◆ Source data
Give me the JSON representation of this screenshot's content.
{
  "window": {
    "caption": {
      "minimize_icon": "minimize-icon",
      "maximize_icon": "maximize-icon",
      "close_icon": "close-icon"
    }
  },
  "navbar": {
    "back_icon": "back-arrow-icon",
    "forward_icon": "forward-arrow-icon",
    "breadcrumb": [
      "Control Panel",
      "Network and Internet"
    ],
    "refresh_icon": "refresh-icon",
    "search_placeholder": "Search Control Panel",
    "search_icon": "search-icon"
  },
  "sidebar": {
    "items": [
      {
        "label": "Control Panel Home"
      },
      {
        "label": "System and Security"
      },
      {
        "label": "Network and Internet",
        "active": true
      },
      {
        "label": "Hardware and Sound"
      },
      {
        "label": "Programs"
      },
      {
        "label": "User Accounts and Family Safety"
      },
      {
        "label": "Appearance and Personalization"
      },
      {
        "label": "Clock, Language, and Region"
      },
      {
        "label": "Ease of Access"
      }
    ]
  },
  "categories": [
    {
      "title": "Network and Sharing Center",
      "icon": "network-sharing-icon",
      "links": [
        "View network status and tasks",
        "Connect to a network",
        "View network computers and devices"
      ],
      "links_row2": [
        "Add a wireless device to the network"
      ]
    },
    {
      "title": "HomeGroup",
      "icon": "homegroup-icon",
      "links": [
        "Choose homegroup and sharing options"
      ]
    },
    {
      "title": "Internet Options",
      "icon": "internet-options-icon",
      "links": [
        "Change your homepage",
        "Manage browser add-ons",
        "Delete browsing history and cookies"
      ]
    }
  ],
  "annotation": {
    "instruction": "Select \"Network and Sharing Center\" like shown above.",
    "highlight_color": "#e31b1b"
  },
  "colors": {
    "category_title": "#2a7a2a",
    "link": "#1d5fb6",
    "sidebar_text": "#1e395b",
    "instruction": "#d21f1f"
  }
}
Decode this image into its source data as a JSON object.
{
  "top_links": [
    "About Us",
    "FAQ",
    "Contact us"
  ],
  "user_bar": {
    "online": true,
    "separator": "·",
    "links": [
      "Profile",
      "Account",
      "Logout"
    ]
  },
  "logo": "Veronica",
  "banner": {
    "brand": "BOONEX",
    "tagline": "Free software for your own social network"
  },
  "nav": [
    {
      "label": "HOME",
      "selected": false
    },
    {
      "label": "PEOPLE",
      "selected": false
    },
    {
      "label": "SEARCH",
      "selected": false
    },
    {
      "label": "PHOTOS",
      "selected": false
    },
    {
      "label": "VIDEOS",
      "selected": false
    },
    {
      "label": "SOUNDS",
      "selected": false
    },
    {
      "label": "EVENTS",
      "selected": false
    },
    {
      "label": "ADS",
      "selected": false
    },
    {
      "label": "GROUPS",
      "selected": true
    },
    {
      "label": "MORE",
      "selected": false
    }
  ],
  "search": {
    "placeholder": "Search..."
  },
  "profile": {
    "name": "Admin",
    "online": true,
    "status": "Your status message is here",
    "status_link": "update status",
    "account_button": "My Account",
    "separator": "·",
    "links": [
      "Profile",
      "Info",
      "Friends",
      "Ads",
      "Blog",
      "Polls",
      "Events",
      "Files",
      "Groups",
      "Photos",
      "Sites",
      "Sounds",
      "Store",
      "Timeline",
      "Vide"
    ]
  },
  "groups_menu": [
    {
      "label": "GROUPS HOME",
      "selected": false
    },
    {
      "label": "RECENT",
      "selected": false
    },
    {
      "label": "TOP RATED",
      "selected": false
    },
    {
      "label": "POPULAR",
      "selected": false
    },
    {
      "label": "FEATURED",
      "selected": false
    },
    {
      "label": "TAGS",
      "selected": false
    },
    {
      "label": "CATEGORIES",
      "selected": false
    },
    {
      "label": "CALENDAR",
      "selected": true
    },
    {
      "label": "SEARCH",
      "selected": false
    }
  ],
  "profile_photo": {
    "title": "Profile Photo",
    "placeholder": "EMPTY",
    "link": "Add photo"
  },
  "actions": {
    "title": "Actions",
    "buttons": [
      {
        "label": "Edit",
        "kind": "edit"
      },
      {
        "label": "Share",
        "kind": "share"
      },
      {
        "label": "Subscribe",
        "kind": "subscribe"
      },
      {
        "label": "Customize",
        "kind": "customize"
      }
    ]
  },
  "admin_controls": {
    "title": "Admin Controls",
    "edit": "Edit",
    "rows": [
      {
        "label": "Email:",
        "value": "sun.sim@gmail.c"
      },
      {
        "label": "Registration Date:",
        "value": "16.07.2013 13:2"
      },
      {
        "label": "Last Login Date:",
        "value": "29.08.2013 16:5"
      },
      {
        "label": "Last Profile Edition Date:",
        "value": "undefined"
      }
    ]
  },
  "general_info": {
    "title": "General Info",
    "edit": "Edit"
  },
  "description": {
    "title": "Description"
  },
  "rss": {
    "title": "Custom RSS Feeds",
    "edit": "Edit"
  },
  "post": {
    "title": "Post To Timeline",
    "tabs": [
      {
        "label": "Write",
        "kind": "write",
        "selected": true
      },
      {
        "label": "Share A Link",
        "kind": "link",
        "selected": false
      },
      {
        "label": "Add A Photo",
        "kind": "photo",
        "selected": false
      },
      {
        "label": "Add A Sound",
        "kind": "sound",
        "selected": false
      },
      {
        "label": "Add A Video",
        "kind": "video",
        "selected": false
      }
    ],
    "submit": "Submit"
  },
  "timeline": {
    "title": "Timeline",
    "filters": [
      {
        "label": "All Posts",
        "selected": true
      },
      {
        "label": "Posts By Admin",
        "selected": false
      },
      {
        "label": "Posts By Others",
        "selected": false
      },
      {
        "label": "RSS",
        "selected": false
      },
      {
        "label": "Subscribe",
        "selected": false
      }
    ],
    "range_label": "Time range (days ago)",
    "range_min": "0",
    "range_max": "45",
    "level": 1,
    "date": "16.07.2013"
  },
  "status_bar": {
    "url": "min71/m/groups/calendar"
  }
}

◆ Task objective
Each line of the material should be duplicated exactly, please.

◆ Full response
Give me the JSON representation of this screenshot's content.
{
  "window": {
    "caption": {
      "minimize_icon": "minimize-icon",
      "maximize_icon": "maximize-icon",
      "close_icon": "close-icon"
    }
  },
  "navbar": {
    "back_icon": "back-arrow-icon",
    "forward_icon": "forward-arrow-icon",
    "breadcrumb": [
      "Control Panel",
      "Network and Internet"
    ],
    "refresh_icon": "refresh-icon",
    "search_placeholder": "Search Control Panel",
    "search_icon": "search-icon"
  },
  "sidebar": {
    "items": [
      {
        "label": "Control Panel Home"
      },
      {
        "label": "System and Security"
      },
      {
        "label": "Network and Internet",
        "active": true
      },
      {
        "label": "Hardware and Sound"
      },
      {
        "label": "Programs"
      },
      {
        "label": "User Accounts and Family Safety"
      },
      {
        "label": "Appearance and Personalization"
      },
      {
        "label": "Clock, Language, and Region"
      },
      {
        "label": "Ease of Access"
      }
    ]
  },
  "categories": [
    {
      "title": "Network and Sharing Center",
      "icon": "network-sharing-icon",
      "links": [
        "View network status and tasks",
        "Connect to a network",
        "View network computers and devices"
      ],
      "links_row2": [
        "Add a wireless device to the network"
      ]
    },
    {
      "title": "HomeGroup",
      "icon": "homegroup-icon",
      "links": [
        "Choose homegroup and sharing options"
      ]
    },
    {
      "title": "Internet Options",
      "icon": "internet-options-icon",
      "links": [
        "Change your homepage",
        "Manage browser add-ons",
        "Delete browsing history and cookies"
      ]
    }
  ],
  "annotation": {
    "instruction": "Select \"Network and Sharing Center\" like shown above.",
    "highlight_color": "#e31b1b"
  },
  "colors": {
    "category_title": "#2a7a2a",
    "link": "#1d5fb6",
    "sidebar_text": "#1e395b",
    "instruction": "#d21f1f"
  }
}
Decode this image into its source data as a JSON object.
{
  "top_links": [
    "About Us",
    "FAQ",
    "Contact us"
  ],
  "user_bar": {
    "online": true,
    "separator": "·",
    "links": [
      "Profile",
      "Account",
      "Logout"
    ]
  },
  "logo": "Veronica",
  "banner": {
    "brand": "BOONEX",
    "tagline": "Free software for your own social network"
  },
  "nav": [
    {
      "label": "HOME",
      "selected": false
    },
    {
      "label": "PEOPLE",
      "selected": false
    },
    {
      "label": "SEARCH",
      "selected": false
    },
    {
      "label": "PHOTOS",
      "selected": false
    },
    {
      "label": "VIDEOS",
      "selected": false
    },
    {
      "label": "SOUNDS",
      "selected": false
    },
    {
      "label": "EVENTS",
      "selected": false
    },
    {
      "label": "ADS",
      "selected": false
    },
    {
      "label": "GROUPS",
      "selected": true
    },
    {
      "label": "MORE",
      "selected": false
    }
  ],
  "search": {
    "placeholder": "Search..."
  },
  "profile": {
    "name": "Admin",
    "online": true,
    "status": "Your status message is here",
    "status_link": "update status",
    "account_button": "My Account",
    "separator": "·",
    "links": [
      "Profile",
      "Info",
      "Friends",
      "Ads",
      "Blog",
      "Polls",
      "Events",
      "Files",
      "Groups",
      "Photos",
      "Sites",
      "Sounds",
      "Store",
      "Timeline",
      "Vide"
    ]
  },
  "groups_menu": [
    {
      "label": "GROUPS HOME",
      "selected": false
    },
    {
      "label": "RECENT",
      "selected": false
    },
    {
      "label": "TOP RATED",
      "selected": false
    },
    {
      "label": "POPULAR",
      "selected": false
    },
    {
      "label": "FEATURED",
      "selected": false
    },
    {
      "label": "TAGS",
      "selected": false
    },
    {
      "label": "CATEGORIES",
      "selected": false
    },
    {
      "label": "CALENDAR",
      "selected": true
    },
    {
      "label": "SEARCH",
      "selected": false
    }
  ],
  "profile_photo": {
    "title": "Profile Photo",
    "placeholder": "EMPTY",
    "link": "Add photo"
  },
  "actions": {
    "title": "Actions",
    "buttons": [
      {
        "label": "Edit",
        "kind": "edit"
      },
      {
        "label": "Share",
        "kind": "share"
      },
      {
        "label": "Subscribe",
        "kind": "subscribe"
      },
      {
        "label": "Customize",
        "kind": "customize"
      }
    ]
  },
  "admin_controls": {
    "title": "Admin Controls",
    "edit": "Edit",
    "rows": [
      {
        "label": "Email:",
        "value": "sun.sim@gmail.c"
      },
      {
        "label": "Registration Date:",
        "value": "16.07.2013 13:2"
      },
      {
        "label": "Last Login Date:",
        "value": "29.08.2013 16:5"
      },
      {
        "label": "Last Profile Edition Date:",
        "value": "undefined"
      }
    ]
  },
  "general_info": {
    "title": "General Info",
    "edit": "Edit"
  },
  "description": {
    "title": "Description"
  },
  "rss": {
    "title": "Custom RSS Feeds",
    "edit": "Edit"
  },
  "post": {
    "title": "Post To Timeline",
    "tabs": [
      {
        "label": "Write",
        "kind": "write",
        "selected": true
      },
      {
        "label": "Share A Link",
        "kind": "link",
        "selected": false
      },
      {
        "label": "Add A Photo",
        "kind": "photo",
        "selected": false
      },
      {
        "label": "Add A Sound",
        "kind": "sound",
        "selected": false
      },
      {
        "label": "Add A Video",
        "kind": "video",
        "selected": false
      }
    ],
    "submit": "Submit"
  },
  "timeline": {
    "title": "Timeline",
    "filters": [
      {
        "label": "All Posts",
        "selected": true
      },
      {
        "label": "Posts By Admin",
        "selected": false
      },
      {
        "label": "Posts By Others",
        "selected": false
      },
      {
        "label": "RSS",
        "selected": false
      },
      {
        "label": "Subscribe",
        "selected": false
      }
    ],
    "range_label": "Time range (days ago)",
    "range_min": "0",
    "range_max": "45",
    "level": 1,
    "date": "16.07.2013"
  },
  "status_bar": {
    "url": "min71/m/groups/calendar"
  }
}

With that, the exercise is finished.